# GIVEN TASK
Where a line contains the string "untuk", copy that line.

# STORED DATA
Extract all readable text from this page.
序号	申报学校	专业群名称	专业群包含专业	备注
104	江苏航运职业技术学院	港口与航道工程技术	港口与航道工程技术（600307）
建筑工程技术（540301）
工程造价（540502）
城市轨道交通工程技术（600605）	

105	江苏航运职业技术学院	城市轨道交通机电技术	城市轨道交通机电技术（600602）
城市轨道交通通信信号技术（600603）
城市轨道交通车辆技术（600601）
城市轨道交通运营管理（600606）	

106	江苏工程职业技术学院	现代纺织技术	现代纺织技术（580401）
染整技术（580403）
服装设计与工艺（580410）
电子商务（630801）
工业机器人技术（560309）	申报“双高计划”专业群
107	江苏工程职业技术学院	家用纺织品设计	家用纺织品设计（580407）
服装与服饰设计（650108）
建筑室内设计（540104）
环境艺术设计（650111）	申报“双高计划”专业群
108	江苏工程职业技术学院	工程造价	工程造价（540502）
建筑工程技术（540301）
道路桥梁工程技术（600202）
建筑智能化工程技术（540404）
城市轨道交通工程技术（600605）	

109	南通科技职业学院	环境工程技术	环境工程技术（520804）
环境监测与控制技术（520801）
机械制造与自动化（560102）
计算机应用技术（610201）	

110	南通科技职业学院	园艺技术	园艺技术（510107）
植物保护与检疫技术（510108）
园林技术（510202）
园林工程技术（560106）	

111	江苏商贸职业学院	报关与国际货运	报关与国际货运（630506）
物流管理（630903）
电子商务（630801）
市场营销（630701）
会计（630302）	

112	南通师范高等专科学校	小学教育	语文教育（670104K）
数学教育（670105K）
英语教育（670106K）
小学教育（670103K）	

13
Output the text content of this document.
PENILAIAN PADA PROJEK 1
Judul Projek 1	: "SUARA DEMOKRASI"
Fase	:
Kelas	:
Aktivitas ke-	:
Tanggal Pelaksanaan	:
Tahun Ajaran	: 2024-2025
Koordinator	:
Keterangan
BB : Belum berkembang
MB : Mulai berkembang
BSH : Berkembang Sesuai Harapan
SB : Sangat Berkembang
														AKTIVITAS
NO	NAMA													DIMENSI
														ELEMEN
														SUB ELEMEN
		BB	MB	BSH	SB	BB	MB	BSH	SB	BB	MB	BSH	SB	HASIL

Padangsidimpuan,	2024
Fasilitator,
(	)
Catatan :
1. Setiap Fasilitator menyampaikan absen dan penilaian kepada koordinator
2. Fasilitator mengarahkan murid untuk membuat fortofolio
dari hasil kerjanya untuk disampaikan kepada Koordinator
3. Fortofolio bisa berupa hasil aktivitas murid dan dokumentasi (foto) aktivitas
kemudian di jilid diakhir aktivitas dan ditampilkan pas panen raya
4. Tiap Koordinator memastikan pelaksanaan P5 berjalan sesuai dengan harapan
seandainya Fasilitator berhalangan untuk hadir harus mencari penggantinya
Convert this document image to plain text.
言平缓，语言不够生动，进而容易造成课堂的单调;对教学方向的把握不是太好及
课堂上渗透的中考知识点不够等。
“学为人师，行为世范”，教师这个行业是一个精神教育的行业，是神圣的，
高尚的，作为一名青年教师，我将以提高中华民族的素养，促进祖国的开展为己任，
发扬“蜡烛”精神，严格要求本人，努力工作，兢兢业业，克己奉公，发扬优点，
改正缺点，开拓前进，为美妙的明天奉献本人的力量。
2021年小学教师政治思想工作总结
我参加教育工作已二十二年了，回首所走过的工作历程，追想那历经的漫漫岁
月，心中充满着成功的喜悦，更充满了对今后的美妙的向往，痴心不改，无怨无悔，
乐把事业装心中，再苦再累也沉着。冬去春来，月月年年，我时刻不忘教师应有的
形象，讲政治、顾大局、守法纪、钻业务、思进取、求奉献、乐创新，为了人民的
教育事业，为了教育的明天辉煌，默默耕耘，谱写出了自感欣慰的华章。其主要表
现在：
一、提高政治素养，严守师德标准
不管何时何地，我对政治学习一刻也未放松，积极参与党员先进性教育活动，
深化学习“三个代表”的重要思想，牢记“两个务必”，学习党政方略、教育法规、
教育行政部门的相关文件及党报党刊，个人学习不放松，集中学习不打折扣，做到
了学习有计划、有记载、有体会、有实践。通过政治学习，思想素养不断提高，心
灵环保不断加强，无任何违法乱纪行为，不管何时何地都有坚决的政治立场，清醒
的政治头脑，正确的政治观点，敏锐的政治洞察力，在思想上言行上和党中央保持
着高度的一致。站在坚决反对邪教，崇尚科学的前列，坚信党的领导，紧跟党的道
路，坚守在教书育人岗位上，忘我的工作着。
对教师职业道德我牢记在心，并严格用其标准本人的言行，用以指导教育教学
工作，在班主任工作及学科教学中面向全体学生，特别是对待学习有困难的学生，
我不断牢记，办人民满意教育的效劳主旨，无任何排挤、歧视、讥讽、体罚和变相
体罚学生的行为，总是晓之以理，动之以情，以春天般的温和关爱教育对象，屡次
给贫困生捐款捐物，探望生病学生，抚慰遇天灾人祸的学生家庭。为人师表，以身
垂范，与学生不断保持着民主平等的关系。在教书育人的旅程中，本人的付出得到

# FINAL ANSWER
2. Fasilitator mengarahkan murid untuk membuat fortofolio
dari hasil kerjanya untuk disampaikan kepada Koordinator
seandainya Fasilitator berhalangan untuk hadir harus mencari penggantinya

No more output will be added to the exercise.